▸ TASK GOAL
Look through the data below and return each line where "hommes" appears.

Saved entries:
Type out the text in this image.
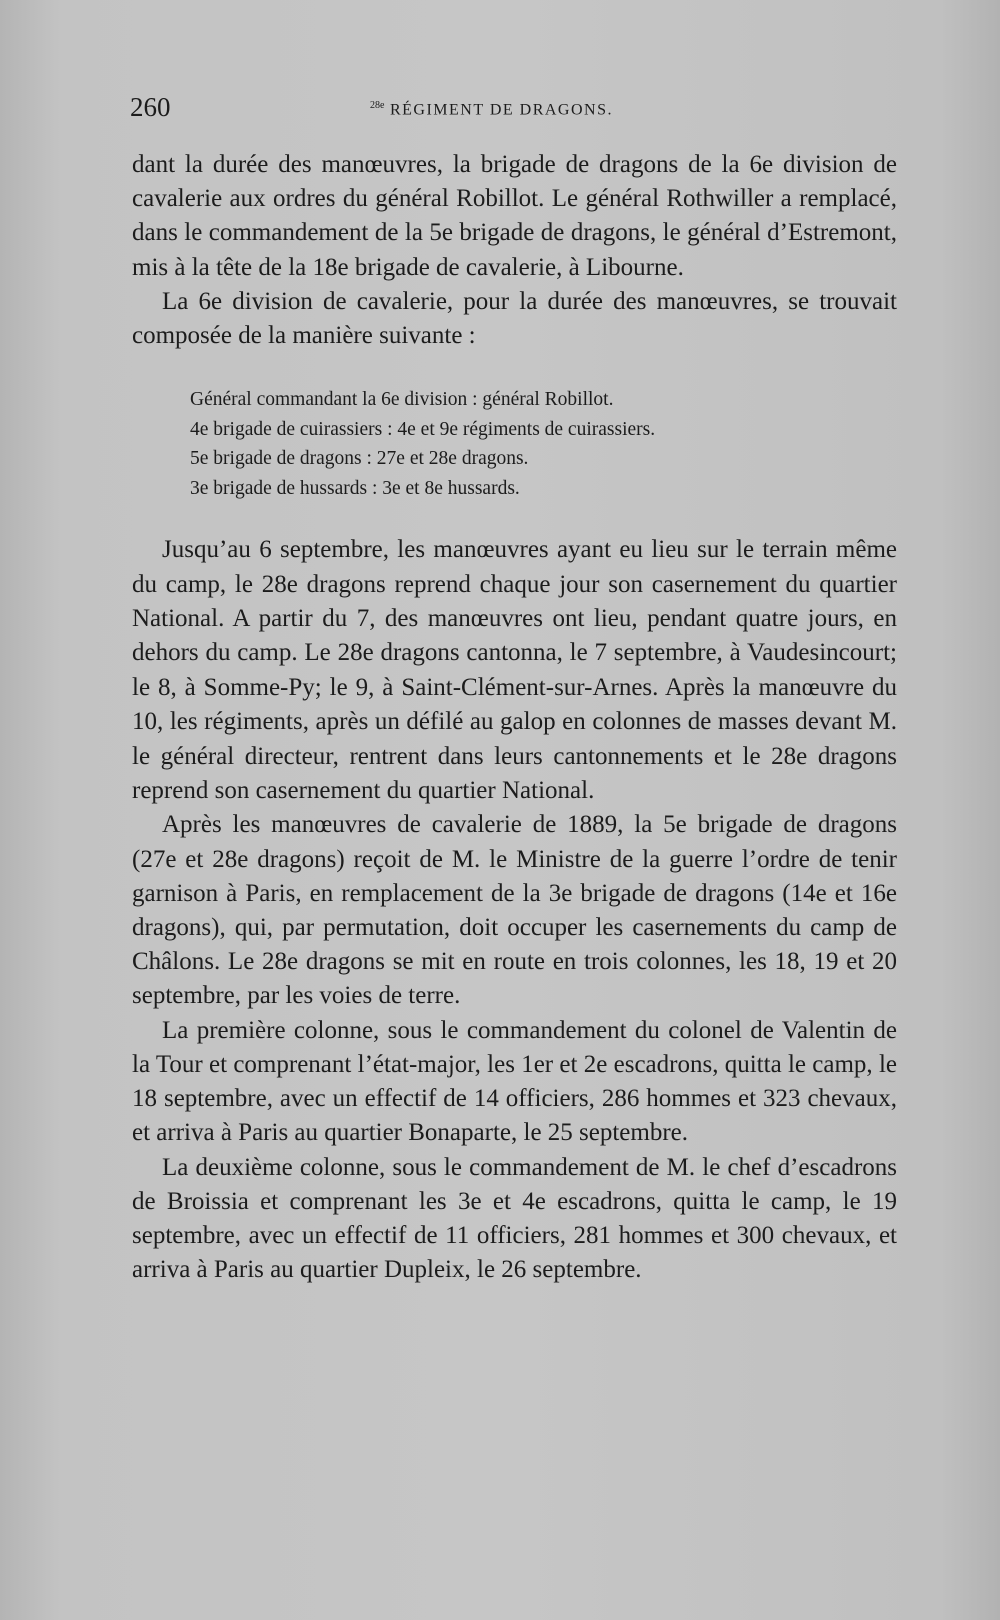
260	$^{28e}$ RÉGIMENT DE DRAGONS.

dant la durée des manœuvres, la brigade de dragons de la 6e division de cavalerie aux ordres du général Robillot. Le général Rothwiller a remplacé, dans le commandement de la 5e brigade de dragons, le général d’Estremont, mis à la tête de la 18e brigade de cavalerie, à Libourne.

La 6e division de cavalerie, pour la durée des manœuvres, se trouvait composée de la manière suivante :

Général commandant la 6e division : général Robillot.
4e brigade de cuirassiers : 4e et 9e régiments de cuirassiers.
5e brigade de dragons : 27e et 28e dragons.
3e brigade de hussards : 3e et 8e hussards.

Jusqu’au 6 septembre, les manœuvres ayant eu lieu sur le terrain même du camp, le 28e dragons reprend chaque jour son casernement du quartier National. A partir du 7, des manœuvres ont lieu, pendant quatre jours, en dehors du camp. Le 28e dragons cantonna, le 7 septembre, à Vaudesincourt; le 8, à Somme-Py; le 9, à Saint-Clément-sur-Arnes. Après la manœuvre du 10, les régiments, après un défilé au galop en colonnes de masses devant M. le général directeur, rentrent dans leurs cantonnements et le 28e dragons reprend son casernement du quartier National.

Après les manœuvres de cavalerie de 1889, la 5e brigade de dragons (27e et 28e dragons) reçoit de M. le Ministre de la guerre l’ordre de tenir garnison à Paris, en remplacement de la 3e brigade de dragons (14e et 16e dragons), qui, par permutation, doit occuper les casernements du camp de Châlons. Le 28e dragons se mit en route en trois colonnes, les 18, 19 et 20 septembre, par les voies de terre.

La première colonne, sous le commandement du colonel de Valentin de la Tour et comprenant l’état-major, les 1er et 2e escadrons, quitta le camp, le 18 septembre, avec un effectif de 14 officiers, 286 hommes et 323 chevaux, et arriva à Paris au quartier Bonaparte, le 25 septembre.

La deuxième colonne, sous le commandement de M. le chef d’escadrons de Broissia et comprenant les 3e et 4e escadrons, quitta le camp, le 19 septembre, avec un effectif de 11 officiers, 281 hommes et 300 chevaux, et arriva à Paris au quartier Dupleix, le 26 septembre.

▸ EXERCISE RESULT
La première colonne, sous le commandement du colonel de Valentin de la Tour et comprenant l’état-major, les 1er et 2e escadrons, quitta le camp, le 18 septembre, avec un effectif de 14 officiers, 286 hommes et 323 chevaux, et arriva à Paris au quartier Bonaparte, le 25 septembre.
La deuxième colonne, sous le commandement de M. le chef d’escadrons de Broissia et comprenant les 3e et 4e escadrons, quitta le camp, le 19 septembre, avec un effectif de 11 officiers, 281 hommes et 300 chevaux, et arriva à Paris au quartier Dupleix, le 26 septembre.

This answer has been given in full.